Figure record listings

---+---

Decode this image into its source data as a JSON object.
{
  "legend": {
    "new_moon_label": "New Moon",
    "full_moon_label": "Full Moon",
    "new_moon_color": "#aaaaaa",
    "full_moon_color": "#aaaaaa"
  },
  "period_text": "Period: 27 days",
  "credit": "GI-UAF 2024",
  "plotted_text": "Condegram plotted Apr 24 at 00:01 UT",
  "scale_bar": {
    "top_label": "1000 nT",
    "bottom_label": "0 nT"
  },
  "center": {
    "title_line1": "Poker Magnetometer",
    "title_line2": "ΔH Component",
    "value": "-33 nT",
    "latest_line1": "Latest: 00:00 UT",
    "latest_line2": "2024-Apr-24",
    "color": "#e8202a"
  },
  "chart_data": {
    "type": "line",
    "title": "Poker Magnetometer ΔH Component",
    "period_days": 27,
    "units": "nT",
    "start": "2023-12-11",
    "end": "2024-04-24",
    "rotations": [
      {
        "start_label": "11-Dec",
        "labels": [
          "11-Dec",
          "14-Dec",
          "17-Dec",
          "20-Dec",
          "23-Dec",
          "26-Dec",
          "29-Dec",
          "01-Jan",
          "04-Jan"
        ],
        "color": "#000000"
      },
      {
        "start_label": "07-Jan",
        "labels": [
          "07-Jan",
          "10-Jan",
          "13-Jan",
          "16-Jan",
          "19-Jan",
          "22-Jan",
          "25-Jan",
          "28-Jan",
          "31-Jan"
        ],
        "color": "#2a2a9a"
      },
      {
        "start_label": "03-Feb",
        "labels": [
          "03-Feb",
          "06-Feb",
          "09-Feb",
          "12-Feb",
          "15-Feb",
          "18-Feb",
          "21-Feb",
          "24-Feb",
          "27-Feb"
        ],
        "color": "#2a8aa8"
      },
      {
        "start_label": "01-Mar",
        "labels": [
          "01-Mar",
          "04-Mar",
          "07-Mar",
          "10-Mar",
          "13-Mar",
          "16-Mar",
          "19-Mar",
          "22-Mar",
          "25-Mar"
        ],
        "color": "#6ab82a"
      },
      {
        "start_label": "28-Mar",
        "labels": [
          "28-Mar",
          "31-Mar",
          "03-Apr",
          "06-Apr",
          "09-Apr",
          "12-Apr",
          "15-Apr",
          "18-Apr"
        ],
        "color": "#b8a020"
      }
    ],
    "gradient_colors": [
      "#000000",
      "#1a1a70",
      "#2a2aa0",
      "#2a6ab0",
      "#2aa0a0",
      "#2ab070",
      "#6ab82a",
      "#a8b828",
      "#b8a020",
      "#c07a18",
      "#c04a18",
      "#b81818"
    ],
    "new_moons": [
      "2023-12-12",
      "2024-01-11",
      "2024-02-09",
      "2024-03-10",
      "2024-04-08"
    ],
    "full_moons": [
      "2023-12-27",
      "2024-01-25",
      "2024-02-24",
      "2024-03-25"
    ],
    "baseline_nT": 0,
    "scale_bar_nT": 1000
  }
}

---+---

Stated task:
Every entry should be printed again exactly as it stands.

Answer to the task:
Decode this image into its source data as a JSON object.
{
  "legend": {
    "new_moon_label": "New Moon",
    "full_moon_label": "Full Moon",
    "new_moon_color": "#aaaaaa",
    "full_moon_color": "#aaaaaa"
  },
  "period_text": "Period: 27 days",
  "credit": "GI-UAF 2024",
  "plotted_text": "Condegram plotted Apr 24 at 00:01 UT",
  "scale_bar": {
    "top_label": "1000 nT",
    "bottom_label": "0 nT"
  },
  "center": {
    "title_line1": "Poker Magnetometer",
    "title_line2": "ΔH Component",
    "value": "-33 nT",
    "latest_line1": "Latest: 00:00 UT",
    "latest_line2": "2024-Apr-24",
    "color": "#e8202a"
  },
  "chart_data": {
    "type": "line",
    "title": "Poker Magnetometer ΔH Component",
    "period_days": 27,
    "units": "nT",
    "start": "2023-12-11",
    "end": "2024-04-24",
    "rotations": [
      {
        "start_label": "11-Dec",
        "labels": [
          "11-Dec",
          "14-Dec",
          "17-Dec",
          "20-Dec",
          "23-Dec",
          "26-Dec",
          "29-Dec",
          "01-Jan",
          "04-Jan"
        ],
        "color": "#000000"
      },
      {
        "start_label": "07-Jan",
        "labels": [
          "07-Jan",
          "10-Jan",
          "13-Jan",
          "16-Jan",
          "19-Jan",
          "22-Jan",
          "25-Jan",
          "28-Jan",
          "31-Jan"
        ],
        "color": "#2a2a9a"
      },
      {
        "start_label": "03-Feb",
        "labels": [
          "03-Feb",
          "06-Feb",
          "09-Feb",
          "12-Feb",
          "15-Feb",
          "18-Feb",
          "21-Feb",
          "24-Feb",
          "27-Feb"
        ],
        "color": "#2a8aa8"
      },
      {
        "start_label": "01-Mar",
        "labels": [
          "01-Mar",
          "04-Mar",
          "07-Mar",
          "10-Mar",
          "13-Mar",
          "16-Mar",
          "19-Mar",
          "22-Mar",
          "25-Mar"
        ],
        "color": "#6ab82a"
      },
      {
        "start_label": "28-Mar",
        "labels": [
          "28-Mar",
          "31-Mar",
          "03-Apr",
          "06-Apr",
          "09-Apr",
          "12-Apr",
          "15-Apr",
          "18-Apr"
        ],
        "color": "#b8a020"
      }
    ],
    "gradient_colors": [
      "#000000",
      "#1a1a70",
      "#2a2aa0",
      "#2a6ab0",
      "#2aa0a0",
      "#2ab070",
      "#6ab82a",
      "#a8b828",
      "#b8a020",
      "#c07a18",
      "#c04a18",
      "#b81818"
    ],
    "new_moons": [
      "2023-12-12",
      "2024-01-11",
      "2024-02-09",
      "2024-03-10",
      "2024-04-08"
    ],
    "full_moons": [
      "2023-12-27",
      "2024-01-25",
      "2024-02-24",
      "2024-03-25"
    ],
    "baseline_nT": 0,
    "scale_bar_nT": 1000
  }
}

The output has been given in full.